### Given task
Where a line holds the string "JSON", return that line.
════════
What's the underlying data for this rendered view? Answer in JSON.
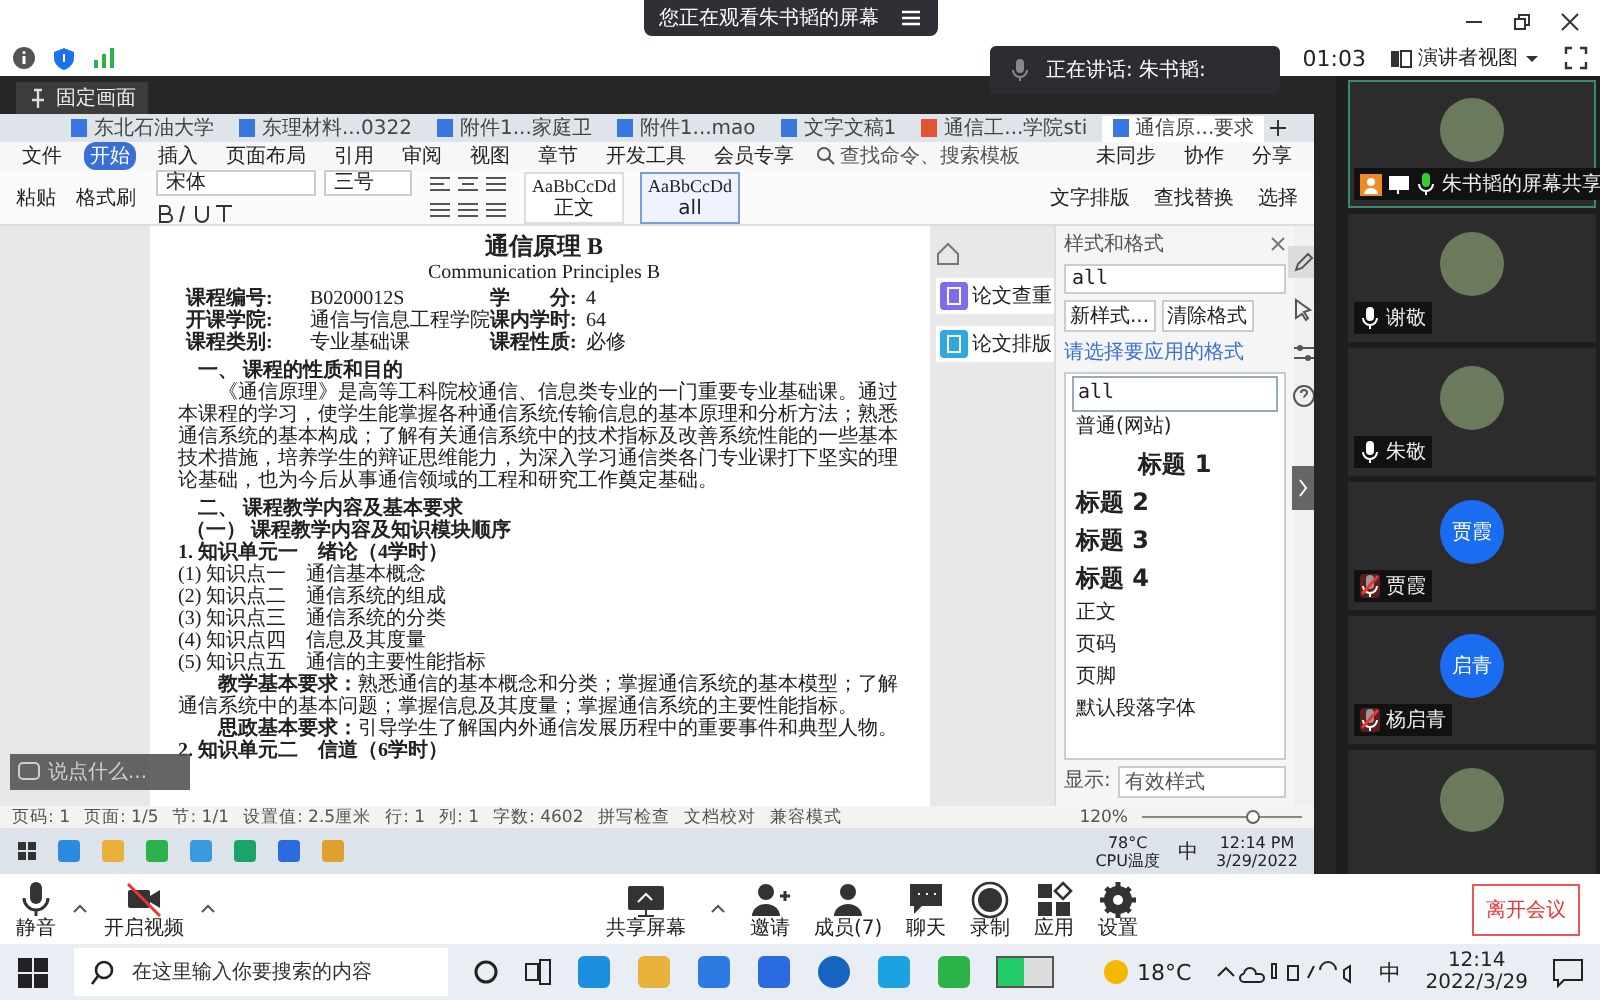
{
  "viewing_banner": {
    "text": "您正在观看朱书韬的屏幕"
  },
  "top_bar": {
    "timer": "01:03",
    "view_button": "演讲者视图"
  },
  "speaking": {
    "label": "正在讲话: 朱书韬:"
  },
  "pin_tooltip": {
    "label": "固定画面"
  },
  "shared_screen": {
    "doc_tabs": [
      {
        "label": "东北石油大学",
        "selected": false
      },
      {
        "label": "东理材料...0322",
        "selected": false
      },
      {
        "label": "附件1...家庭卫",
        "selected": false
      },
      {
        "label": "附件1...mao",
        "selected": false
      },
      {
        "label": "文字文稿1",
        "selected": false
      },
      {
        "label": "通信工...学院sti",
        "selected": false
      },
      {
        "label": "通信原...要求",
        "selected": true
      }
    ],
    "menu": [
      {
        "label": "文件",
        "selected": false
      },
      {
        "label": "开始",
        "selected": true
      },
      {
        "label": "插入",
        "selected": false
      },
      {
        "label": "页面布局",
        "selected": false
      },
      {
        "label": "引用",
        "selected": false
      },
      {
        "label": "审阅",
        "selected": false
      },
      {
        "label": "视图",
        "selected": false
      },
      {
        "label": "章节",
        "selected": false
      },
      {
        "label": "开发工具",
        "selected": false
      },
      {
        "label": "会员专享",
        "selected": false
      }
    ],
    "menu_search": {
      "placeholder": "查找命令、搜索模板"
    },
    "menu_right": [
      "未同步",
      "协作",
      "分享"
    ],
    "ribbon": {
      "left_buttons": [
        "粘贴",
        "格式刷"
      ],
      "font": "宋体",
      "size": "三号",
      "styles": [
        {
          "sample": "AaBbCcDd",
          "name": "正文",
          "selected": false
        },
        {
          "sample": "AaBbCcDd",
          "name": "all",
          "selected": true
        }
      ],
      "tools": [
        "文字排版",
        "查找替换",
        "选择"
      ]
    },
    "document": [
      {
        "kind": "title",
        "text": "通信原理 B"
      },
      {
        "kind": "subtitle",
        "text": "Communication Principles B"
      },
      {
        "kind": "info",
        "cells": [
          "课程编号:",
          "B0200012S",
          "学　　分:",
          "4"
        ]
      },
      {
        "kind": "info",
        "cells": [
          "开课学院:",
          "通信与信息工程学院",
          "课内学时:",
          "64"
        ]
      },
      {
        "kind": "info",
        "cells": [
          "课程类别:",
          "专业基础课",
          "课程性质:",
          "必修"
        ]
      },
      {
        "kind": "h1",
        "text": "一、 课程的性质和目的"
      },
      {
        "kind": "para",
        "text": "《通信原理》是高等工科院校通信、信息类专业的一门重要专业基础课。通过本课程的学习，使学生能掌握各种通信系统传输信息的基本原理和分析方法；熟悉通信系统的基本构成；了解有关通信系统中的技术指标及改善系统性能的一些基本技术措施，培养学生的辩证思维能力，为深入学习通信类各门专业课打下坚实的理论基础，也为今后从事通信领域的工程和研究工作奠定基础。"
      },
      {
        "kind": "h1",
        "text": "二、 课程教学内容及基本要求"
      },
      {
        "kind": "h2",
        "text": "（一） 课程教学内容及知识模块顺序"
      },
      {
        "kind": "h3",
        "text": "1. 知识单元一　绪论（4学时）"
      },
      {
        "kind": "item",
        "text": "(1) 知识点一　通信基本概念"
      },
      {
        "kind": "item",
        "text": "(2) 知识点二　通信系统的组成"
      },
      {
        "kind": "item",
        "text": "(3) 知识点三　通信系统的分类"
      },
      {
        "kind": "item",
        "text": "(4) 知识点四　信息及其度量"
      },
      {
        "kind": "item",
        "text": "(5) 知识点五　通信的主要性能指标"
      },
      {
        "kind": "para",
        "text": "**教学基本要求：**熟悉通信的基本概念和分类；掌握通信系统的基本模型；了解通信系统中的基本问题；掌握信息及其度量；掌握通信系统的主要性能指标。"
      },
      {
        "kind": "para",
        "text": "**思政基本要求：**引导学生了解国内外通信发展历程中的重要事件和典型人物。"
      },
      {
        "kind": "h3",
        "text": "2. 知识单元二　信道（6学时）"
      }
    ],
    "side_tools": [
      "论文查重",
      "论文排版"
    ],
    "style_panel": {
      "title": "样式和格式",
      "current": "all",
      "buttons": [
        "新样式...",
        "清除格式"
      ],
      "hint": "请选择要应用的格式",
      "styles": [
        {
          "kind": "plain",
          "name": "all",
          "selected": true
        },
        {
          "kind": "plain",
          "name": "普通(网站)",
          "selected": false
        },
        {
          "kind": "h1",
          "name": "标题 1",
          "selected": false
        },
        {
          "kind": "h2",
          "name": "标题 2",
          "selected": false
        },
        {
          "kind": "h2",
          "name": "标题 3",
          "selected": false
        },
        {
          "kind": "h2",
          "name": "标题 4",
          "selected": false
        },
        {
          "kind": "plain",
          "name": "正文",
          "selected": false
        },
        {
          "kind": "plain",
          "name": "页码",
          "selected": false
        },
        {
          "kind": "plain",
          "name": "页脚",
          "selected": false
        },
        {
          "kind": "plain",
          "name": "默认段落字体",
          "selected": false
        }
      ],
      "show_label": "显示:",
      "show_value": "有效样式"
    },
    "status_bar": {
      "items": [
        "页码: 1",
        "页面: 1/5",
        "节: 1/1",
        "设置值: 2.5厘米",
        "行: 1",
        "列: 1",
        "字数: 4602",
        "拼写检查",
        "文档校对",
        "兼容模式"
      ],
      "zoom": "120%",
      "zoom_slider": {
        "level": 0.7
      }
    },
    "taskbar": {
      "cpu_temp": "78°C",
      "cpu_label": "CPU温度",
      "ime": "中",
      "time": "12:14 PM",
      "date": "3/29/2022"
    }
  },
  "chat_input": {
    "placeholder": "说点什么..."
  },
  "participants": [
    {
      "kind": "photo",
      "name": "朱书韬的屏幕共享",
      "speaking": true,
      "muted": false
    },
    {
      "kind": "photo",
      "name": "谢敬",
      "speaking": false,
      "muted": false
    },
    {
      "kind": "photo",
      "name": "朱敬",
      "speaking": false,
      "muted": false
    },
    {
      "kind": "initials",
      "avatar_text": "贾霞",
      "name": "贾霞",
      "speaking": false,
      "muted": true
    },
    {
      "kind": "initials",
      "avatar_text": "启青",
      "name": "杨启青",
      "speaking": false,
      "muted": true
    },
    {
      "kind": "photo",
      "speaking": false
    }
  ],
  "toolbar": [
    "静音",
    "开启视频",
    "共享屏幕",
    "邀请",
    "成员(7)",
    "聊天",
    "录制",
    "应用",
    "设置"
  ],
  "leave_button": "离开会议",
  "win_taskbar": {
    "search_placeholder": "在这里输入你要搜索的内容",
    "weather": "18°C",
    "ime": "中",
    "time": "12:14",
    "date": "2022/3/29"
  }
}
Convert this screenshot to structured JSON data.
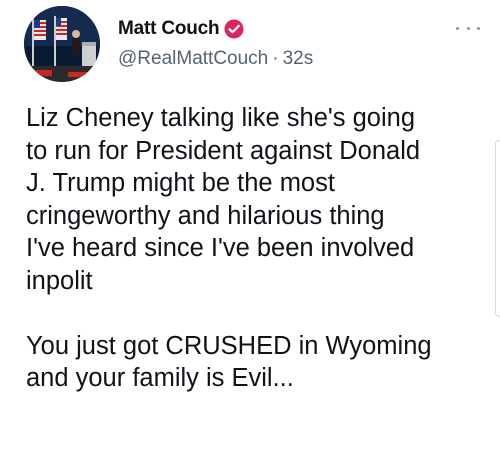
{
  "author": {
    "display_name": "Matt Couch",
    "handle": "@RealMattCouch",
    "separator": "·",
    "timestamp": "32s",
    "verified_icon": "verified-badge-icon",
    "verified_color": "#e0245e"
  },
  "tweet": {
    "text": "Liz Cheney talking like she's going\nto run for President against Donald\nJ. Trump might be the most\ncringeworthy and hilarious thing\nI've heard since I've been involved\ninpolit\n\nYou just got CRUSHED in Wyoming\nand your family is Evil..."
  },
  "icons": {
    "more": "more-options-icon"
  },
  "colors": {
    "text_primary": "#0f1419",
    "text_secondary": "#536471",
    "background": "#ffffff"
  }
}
════════
### Complete response
What's the underlying data for this rendered view? Answer in JSON.
Convert this screenshot to structured JSON data.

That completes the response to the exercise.